## Record extracts
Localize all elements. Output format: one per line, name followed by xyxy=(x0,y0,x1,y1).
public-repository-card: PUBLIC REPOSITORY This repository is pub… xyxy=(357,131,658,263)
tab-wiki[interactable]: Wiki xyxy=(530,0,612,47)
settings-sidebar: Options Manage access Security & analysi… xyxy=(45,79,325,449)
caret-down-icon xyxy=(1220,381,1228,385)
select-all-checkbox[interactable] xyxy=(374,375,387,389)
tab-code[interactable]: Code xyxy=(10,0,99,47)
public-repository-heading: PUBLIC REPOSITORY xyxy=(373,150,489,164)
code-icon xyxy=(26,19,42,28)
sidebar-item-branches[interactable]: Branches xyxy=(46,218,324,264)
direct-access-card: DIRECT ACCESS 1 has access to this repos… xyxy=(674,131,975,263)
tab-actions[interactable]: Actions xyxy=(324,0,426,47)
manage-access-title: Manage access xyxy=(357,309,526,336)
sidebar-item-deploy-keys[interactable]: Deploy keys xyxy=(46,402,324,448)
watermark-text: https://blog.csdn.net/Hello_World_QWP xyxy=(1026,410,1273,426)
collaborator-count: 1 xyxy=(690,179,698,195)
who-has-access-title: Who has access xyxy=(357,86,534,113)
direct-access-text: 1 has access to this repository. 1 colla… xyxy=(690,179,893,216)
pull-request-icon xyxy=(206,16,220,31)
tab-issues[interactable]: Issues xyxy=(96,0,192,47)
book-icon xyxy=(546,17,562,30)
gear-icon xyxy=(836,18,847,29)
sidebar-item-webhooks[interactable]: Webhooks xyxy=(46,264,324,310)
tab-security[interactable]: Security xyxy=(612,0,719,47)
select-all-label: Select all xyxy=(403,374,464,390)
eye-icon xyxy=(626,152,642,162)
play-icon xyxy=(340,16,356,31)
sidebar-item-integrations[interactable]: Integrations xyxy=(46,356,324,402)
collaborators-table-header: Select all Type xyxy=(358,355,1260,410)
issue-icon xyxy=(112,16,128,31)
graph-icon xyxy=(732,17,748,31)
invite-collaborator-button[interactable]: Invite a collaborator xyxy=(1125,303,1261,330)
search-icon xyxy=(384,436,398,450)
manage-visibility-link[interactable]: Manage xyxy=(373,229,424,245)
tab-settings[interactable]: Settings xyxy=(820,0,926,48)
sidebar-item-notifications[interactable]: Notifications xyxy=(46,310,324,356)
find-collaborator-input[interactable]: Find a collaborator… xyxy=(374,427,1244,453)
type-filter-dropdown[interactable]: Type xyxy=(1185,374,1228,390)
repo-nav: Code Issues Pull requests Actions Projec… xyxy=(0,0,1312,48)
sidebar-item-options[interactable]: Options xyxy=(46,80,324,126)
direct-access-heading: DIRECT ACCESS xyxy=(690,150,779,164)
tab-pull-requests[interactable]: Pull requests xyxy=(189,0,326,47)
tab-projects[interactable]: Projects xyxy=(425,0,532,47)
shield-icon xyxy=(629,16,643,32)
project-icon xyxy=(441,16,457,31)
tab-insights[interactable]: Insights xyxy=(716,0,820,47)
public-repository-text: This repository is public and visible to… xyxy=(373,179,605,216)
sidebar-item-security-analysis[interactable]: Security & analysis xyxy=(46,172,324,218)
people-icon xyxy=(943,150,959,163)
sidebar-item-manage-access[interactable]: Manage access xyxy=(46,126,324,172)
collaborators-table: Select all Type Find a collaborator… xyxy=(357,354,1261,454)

## Exercise instructions
Put each line of the entries above into a JSON list of strings, one string per line, omitting blank lines.

## Result for this task
[
  "Localize all elements. Output format: one per line, name followed by xyxy=(x0,y0,x1,y1).",
  "public-repository-card: PUBLIC REPOSITORY This repository is pub… xyxy=(357,131,658,263)",
  "tab-wiki[interactable]: Wiki xyxy=(530,0,612,47)",
  "settings-sidebar: Options Manage access Security & analysi… xyxy=(45,79,325,449)",
  "caret-down-icon xyxy=(1220,381,1228,385)",
  "select-all-checkbox[interactable] xyxy=(374,375,387,389)",
  "tab-code[interactable]: Code xyxy=(10,0,99,47)",
  "public-repository-heading: PUBLIC REPOSITORY xyxy=(373,150,489,164)",
  "code-icon xyxy=(26,19,42,28)",
  "sidebar-item-branches[interactable]: Branches xyxy=(46,218,324,264)",
  "direct-access-card: DIRECT ACCESS 1 has access to this repos… xyxy=(674,131,975,263)",
  "tab-actions[interactable]: Actions xyxy=(324,0,426,47)",
  "manage-access-title: Manage access xyxy=(357,309,526,336)",
  "sidebar-item-deploy-keys[interactable]: Deploy keys xyxy=(46,402,324,448)",
  "watermark-text: https://blog.csdn.net/Hello_World_QWP xyxy=(1026,410,1273,426)",
  "collaborator-count: 1 xyxy=(690,179,698,195)",
  "who-has-access-title: Who has access xyxy=(357,86,534,113)",
  "direct-access-text: 1 has access to this repository. 1 colla… xyxy=(690,179,893,216)",
  "pull-request-icon xyxy=(206,16,220,31)",
  "tab-issues[interactable]: Issues xyxy=(96,0,192,47)",
  "book-icon xyxy=(546,17,562,30)",
  "gear-icon xyxy=(836,18,847,29)",
  "sidebar-item-webhooks[interactable]: Webhooks xyxy=(46,264,324,310)",
  "tab-security[interactable]: Security xyxy=(612,0,719,47)",
  "select-all-label: Select all xyxy=(403,374,464,390)",
  "eye-icon xyxy=(626,152,642,162)",
  "play-icon xyxy=(340,16,356,31)",
  "sidebar-item-integrations[interactable]: Integrations xyxy=(46,356,324,402)",
  "collaborators-table-header: Select all Type xyxy=(358,355,1260,410)",
  "issue-icon xyxy=(112,16,128,31)",
  "graph-icon xyxy=(732,17,748,31)",
  "invite-collaborator-button[interactable]: Invite a collaborator xyxy=(1125,303,1261,330)",
  "search-icon xyxy=(384,436,398,450)",
  "manage-visibility-link[interactable]: Manage xyxy=(373,229,424,245)",
  "tab-settings[interactable]: Settings xyxy=(820,0,926,48)",
  "sidebar-item-notifications[interactable]: Notifications xyxy=(46,310,324,356)",
  "find-collaborator-input[interactable]: Find a collaborator… xyxy=(374,427,1244,453)",
  "type-filter-dropdown[interactable]: Type xyxy=(1185,374,1228,390)",
  "repo-nav: Code Issues Pull requests Actions Projec… xyxy=(0,0,1312,48)",
  "sidebar-item-options[interactable]: Options xyxy=(46,80,324,126)",
  "direct-access-heading: DIRECT ACCESS xyxy=(690,150,779,164)",
  "tab-pull-requests[interactable]: Pull requests xyxy=(189,0,326,47)",
  "tab-projects[interactable]: Projects xyxy=(425,0,532,47)",
  "shield-icon xyxy=(629,16,643,32)",
  "project-icon xyxy=(441,16,457,31)",
  "tab-insights[interactable]: Insights xyxy=(716,0,820,47)",
  "public-repository-text: This repository is public and visible to… xyxy=(373,179,605,216)",
  "sidebar-item-security-analysis[interactable]: Security & analysis xyxy=(46,172,324,218)",
  "people-icon xyxy=(943,150,959,163)",
  "sidebar-item-manage-access[interactable]: Manage access xyxy=(46,126,324,172)",
  "collaborators-table: Select all Type Find a collaborator… xyxy=(357,354,1261,454)"
]